**WHAT THIS TASK INVOLVES:**
Search the material for the word "producers" and copy each line that holds it.

**** SUPPLIED RECORDS

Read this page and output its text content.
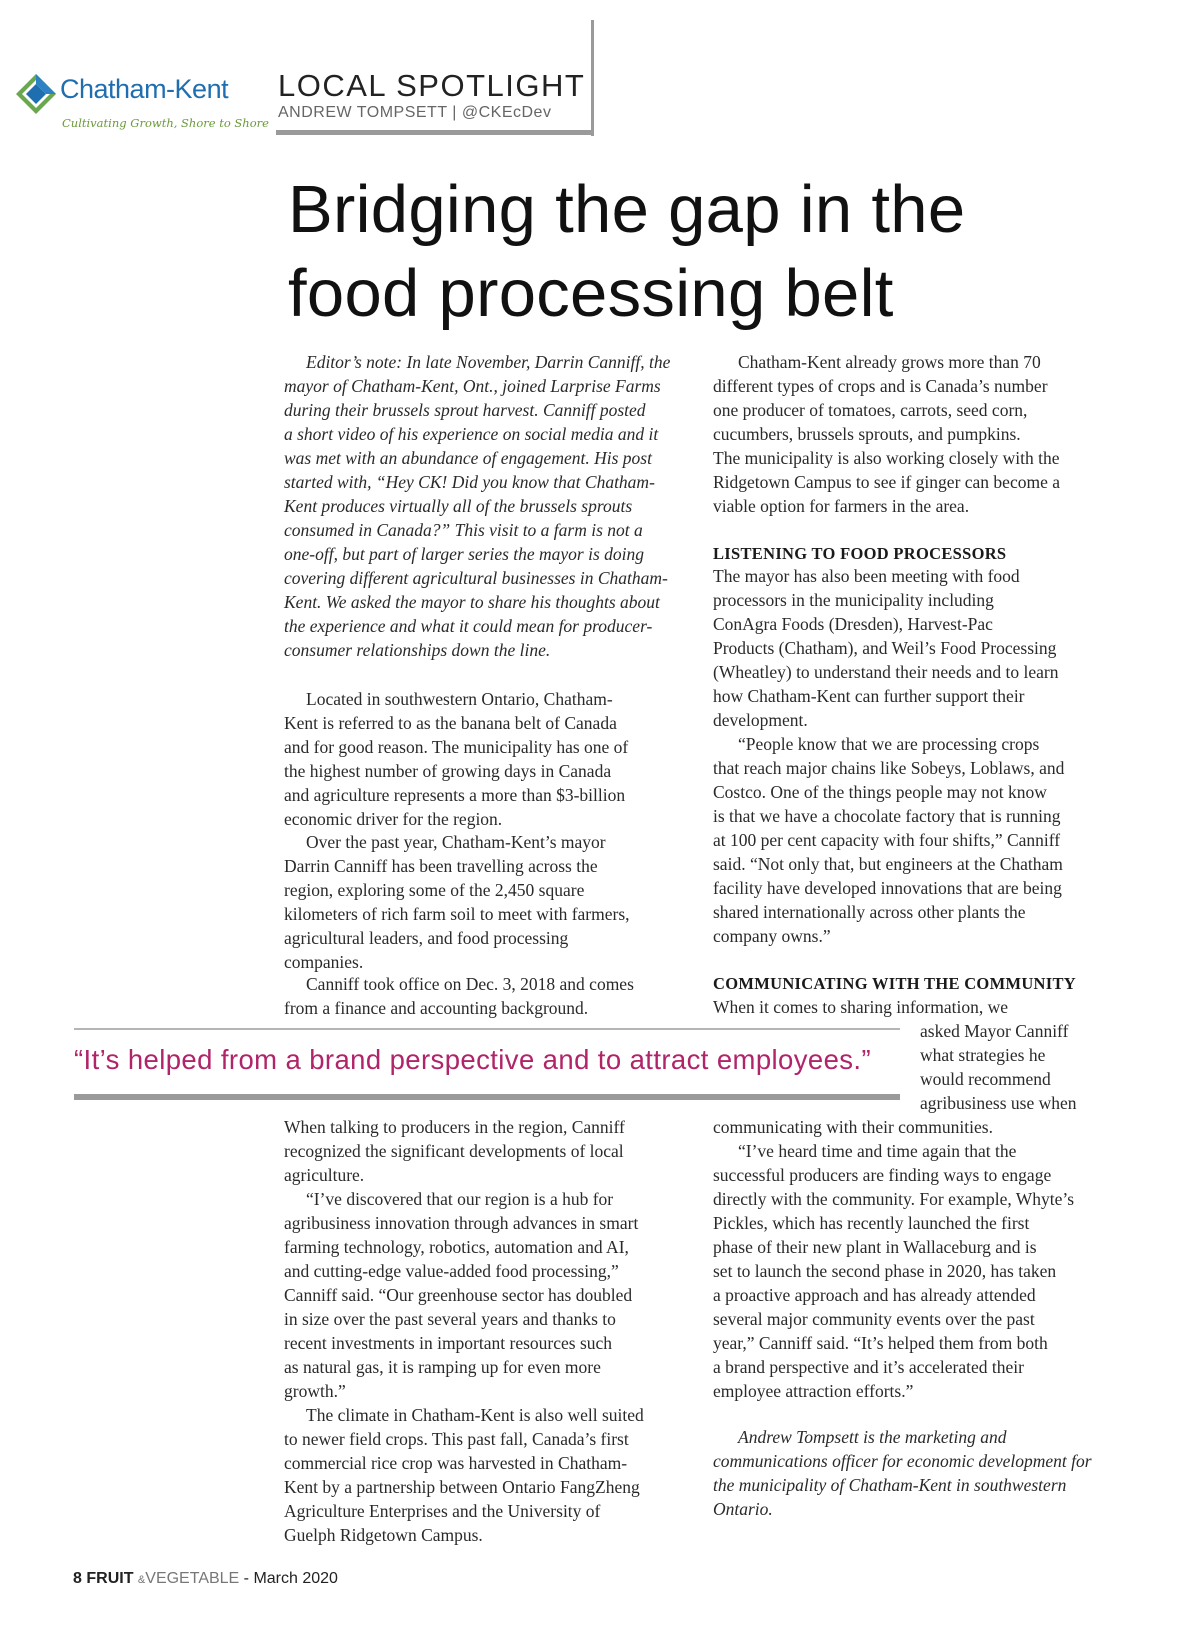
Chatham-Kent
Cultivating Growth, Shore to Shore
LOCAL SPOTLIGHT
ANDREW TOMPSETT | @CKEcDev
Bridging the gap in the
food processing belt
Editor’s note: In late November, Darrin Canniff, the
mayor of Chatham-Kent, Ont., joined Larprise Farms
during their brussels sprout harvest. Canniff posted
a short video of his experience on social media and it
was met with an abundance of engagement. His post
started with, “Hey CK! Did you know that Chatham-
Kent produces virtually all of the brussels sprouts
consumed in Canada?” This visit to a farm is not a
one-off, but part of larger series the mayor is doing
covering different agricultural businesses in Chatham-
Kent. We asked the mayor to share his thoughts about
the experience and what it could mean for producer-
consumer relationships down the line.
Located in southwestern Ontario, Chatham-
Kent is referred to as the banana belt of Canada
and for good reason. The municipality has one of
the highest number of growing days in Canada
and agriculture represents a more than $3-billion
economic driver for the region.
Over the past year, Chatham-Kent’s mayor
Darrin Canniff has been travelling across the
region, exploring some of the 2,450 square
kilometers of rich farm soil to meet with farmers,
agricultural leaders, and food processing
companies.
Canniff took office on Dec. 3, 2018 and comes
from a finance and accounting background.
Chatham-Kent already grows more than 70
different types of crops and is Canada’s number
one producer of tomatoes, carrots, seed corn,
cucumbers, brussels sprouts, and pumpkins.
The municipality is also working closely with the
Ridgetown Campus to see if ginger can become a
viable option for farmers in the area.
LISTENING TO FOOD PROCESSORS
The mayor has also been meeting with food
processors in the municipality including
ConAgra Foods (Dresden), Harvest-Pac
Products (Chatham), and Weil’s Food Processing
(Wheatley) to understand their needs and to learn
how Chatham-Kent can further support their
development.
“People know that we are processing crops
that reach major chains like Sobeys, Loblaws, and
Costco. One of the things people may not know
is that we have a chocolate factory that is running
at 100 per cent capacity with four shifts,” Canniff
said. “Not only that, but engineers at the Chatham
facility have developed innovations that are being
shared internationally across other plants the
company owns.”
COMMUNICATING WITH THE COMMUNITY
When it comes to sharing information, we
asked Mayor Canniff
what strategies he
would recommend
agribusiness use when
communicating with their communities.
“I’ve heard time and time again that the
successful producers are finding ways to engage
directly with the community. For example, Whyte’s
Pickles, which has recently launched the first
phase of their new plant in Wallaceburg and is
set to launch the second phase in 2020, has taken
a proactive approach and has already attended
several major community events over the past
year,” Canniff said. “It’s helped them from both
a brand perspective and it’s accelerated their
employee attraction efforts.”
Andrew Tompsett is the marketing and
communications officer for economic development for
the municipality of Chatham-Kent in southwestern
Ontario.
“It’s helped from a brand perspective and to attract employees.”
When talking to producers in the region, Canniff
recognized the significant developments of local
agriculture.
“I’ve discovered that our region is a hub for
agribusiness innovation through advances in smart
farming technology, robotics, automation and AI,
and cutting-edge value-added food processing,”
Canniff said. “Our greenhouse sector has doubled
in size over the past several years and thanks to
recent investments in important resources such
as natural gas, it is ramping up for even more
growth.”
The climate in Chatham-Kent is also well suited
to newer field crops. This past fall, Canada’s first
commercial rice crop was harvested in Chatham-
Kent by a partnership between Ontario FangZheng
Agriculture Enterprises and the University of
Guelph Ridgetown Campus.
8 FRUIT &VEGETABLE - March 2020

********

**EXERCISE OUTPUT:**
successful producers are finding ways to engage
When talking to producers in the region, Canniff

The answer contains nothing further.